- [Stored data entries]
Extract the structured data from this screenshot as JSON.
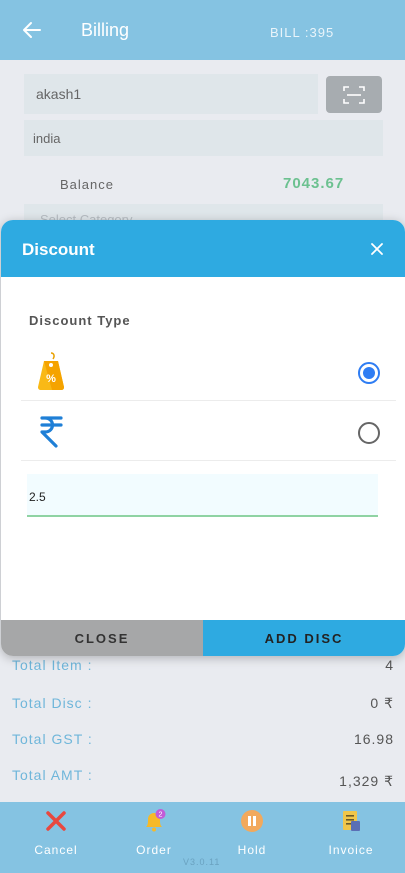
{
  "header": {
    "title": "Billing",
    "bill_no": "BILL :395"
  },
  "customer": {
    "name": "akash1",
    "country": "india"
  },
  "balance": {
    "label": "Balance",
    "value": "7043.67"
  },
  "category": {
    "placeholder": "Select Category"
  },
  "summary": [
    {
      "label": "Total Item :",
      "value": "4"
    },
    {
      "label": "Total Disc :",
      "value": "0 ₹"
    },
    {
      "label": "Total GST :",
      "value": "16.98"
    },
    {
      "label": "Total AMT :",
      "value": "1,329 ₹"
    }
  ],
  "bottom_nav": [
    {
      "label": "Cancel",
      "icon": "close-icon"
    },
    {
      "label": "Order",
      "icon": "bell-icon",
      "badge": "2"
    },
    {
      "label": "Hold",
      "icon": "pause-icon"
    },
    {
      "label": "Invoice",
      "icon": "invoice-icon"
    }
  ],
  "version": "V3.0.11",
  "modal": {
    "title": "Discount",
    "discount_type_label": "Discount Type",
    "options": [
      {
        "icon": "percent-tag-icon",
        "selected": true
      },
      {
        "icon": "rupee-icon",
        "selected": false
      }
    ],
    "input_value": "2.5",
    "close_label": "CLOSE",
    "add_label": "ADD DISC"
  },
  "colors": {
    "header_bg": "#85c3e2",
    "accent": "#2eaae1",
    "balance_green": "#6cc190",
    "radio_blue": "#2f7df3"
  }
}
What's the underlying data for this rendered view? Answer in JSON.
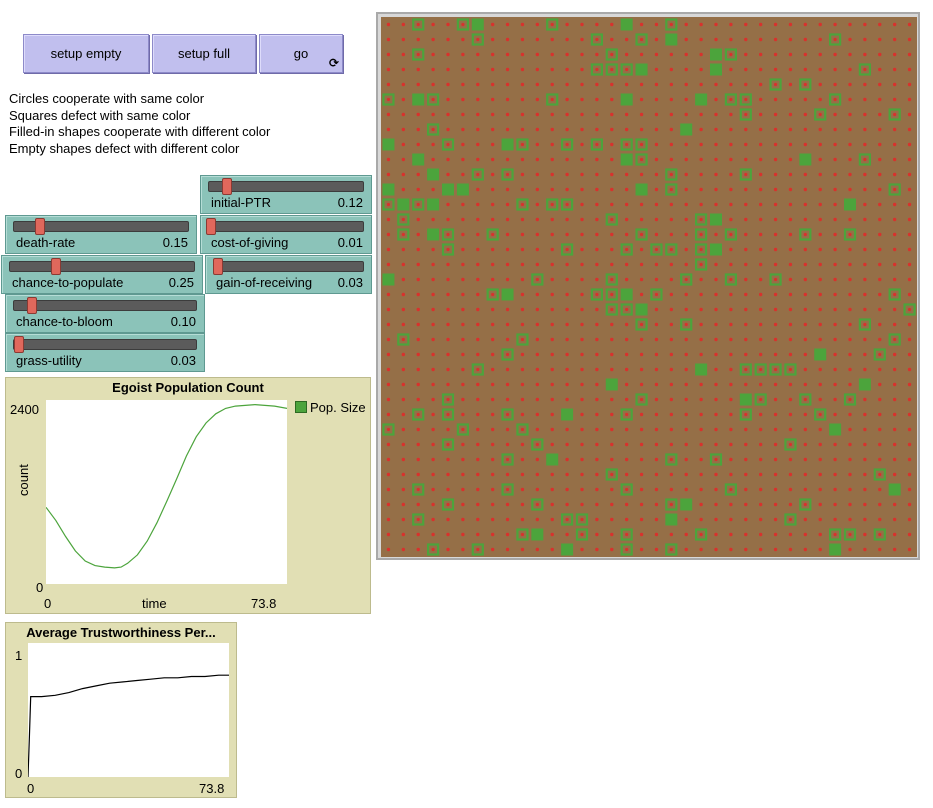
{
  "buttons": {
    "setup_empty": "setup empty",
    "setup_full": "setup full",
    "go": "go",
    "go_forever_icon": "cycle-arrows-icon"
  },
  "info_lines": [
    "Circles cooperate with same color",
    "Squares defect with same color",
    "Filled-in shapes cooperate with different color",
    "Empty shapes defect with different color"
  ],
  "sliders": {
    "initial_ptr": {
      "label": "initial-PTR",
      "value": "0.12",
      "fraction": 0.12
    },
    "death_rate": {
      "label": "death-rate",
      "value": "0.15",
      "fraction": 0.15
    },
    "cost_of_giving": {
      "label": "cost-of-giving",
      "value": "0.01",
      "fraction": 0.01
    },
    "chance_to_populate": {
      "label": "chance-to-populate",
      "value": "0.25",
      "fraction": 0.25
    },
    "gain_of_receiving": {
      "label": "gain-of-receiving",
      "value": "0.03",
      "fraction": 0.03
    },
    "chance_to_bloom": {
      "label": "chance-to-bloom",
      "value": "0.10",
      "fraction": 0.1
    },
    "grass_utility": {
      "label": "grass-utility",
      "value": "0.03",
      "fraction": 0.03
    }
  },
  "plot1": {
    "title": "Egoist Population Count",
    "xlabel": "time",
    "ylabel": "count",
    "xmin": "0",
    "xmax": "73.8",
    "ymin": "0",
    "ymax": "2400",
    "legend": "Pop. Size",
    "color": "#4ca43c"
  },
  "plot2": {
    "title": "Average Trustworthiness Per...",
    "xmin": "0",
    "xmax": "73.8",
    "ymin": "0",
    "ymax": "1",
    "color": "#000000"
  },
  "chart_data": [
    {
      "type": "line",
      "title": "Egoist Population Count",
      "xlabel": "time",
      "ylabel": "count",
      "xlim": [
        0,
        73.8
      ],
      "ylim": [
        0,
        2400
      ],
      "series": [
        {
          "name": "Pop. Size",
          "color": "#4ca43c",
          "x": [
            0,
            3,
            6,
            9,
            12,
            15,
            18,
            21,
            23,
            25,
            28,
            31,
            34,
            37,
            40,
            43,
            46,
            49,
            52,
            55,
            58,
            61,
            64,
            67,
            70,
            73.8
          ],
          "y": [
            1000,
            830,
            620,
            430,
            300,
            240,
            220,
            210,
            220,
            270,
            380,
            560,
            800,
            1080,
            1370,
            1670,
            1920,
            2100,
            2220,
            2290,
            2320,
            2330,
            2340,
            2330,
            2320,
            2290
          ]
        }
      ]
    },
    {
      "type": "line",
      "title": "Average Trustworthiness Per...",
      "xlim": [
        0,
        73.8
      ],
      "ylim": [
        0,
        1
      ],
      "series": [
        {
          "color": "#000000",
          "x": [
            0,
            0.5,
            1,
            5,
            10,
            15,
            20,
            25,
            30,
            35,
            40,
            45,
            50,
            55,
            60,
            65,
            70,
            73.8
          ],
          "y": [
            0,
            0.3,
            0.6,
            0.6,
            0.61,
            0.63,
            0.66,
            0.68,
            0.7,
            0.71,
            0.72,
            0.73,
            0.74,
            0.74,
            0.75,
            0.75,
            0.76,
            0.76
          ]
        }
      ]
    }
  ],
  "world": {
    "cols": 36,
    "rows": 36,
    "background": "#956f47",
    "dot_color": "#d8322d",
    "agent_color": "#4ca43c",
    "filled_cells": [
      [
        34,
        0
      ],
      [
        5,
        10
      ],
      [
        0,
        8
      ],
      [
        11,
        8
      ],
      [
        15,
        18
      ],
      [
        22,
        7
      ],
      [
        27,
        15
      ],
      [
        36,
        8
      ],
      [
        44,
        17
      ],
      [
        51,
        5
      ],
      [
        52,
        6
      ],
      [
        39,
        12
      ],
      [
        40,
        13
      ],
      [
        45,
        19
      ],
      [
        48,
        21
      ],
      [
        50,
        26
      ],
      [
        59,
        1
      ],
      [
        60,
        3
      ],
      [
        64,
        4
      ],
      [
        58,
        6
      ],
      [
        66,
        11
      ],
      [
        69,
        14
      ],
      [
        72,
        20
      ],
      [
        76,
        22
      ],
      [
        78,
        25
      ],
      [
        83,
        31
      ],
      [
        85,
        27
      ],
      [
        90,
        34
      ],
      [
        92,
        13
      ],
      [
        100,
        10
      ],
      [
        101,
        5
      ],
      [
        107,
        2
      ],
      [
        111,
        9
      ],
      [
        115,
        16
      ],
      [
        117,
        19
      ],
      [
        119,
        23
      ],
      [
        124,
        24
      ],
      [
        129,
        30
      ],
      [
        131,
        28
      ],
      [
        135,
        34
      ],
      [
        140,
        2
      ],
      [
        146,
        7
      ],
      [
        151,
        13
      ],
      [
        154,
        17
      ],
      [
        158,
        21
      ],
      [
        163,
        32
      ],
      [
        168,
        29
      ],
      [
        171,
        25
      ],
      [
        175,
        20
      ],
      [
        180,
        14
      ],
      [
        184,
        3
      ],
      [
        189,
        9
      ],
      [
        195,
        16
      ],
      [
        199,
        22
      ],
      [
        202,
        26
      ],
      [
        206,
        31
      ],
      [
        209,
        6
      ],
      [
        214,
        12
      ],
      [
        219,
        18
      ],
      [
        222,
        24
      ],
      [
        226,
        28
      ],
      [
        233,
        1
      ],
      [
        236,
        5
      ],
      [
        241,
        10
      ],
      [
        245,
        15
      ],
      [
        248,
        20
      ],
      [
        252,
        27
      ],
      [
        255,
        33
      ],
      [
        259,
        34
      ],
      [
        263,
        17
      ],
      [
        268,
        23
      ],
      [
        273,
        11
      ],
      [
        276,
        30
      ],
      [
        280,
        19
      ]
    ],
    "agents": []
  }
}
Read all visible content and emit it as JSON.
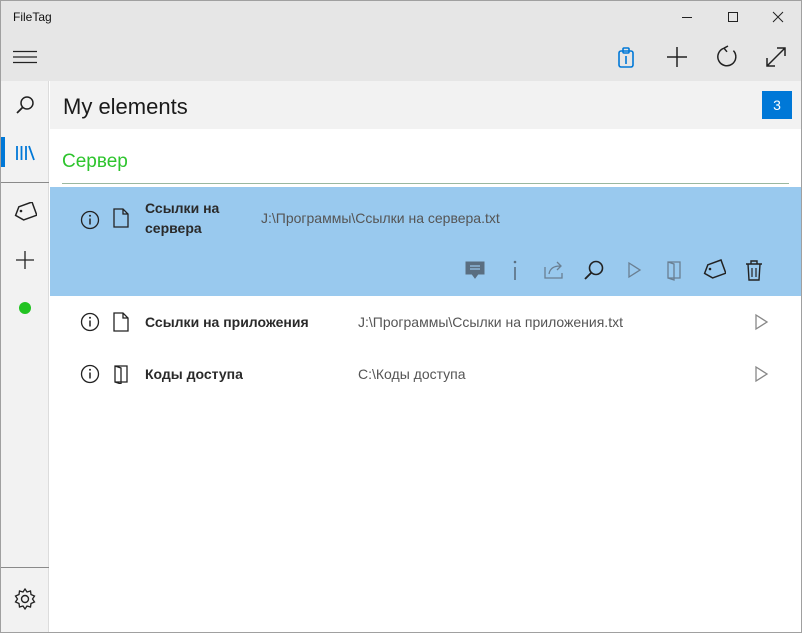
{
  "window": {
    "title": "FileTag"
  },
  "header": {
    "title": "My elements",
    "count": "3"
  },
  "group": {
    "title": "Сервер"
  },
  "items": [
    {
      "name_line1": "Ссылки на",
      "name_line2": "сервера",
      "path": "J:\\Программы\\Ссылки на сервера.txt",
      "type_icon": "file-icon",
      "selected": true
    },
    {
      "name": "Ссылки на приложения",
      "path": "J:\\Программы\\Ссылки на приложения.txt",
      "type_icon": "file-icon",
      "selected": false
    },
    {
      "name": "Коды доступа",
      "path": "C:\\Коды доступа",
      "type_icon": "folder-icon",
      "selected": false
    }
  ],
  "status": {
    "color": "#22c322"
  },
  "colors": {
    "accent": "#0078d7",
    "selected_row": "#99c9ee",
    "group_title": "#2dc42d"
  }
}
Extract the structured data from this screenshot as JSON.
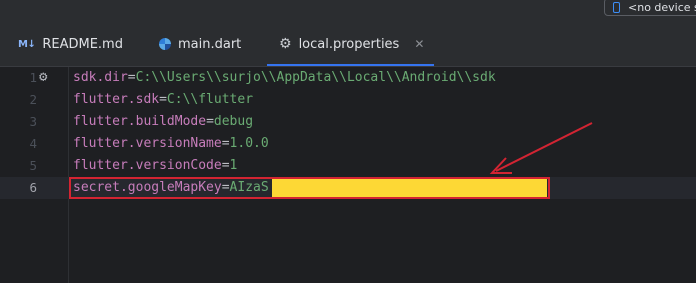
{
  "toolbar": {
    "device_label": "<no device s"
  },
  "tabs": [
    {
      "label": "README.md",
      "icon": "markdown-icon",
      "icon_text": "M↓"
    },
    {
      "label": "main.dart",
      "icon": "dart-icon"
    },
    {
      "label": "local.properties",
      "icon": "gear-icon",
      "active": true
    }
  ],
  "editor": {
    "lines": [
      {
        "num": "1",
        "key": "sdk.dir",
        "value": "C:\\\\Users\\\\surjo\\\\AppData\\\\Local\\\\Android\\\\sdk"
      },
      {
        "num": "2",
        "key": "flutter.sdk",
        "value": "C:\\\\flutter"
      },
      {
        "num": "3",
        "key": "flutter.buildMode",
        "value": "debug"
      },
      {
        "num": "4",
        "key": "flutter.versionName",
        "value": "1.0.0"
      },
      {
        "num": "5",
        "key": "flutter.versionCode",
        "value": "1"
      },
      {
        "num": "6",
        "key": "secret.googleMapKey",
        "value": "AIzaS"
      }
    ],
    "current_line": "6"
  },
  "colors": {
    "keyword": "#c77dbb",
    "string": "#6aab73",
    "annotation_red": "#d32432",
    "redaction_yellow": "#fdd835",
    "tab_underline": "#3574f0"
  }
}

- [Goal of the exercise] Select every line where the word "приложения" occurs.

- [Response to the task]
      "name": "Ссылки на приложения",
      "path": "J:\\Программы\\Ссылки на приложения.txt",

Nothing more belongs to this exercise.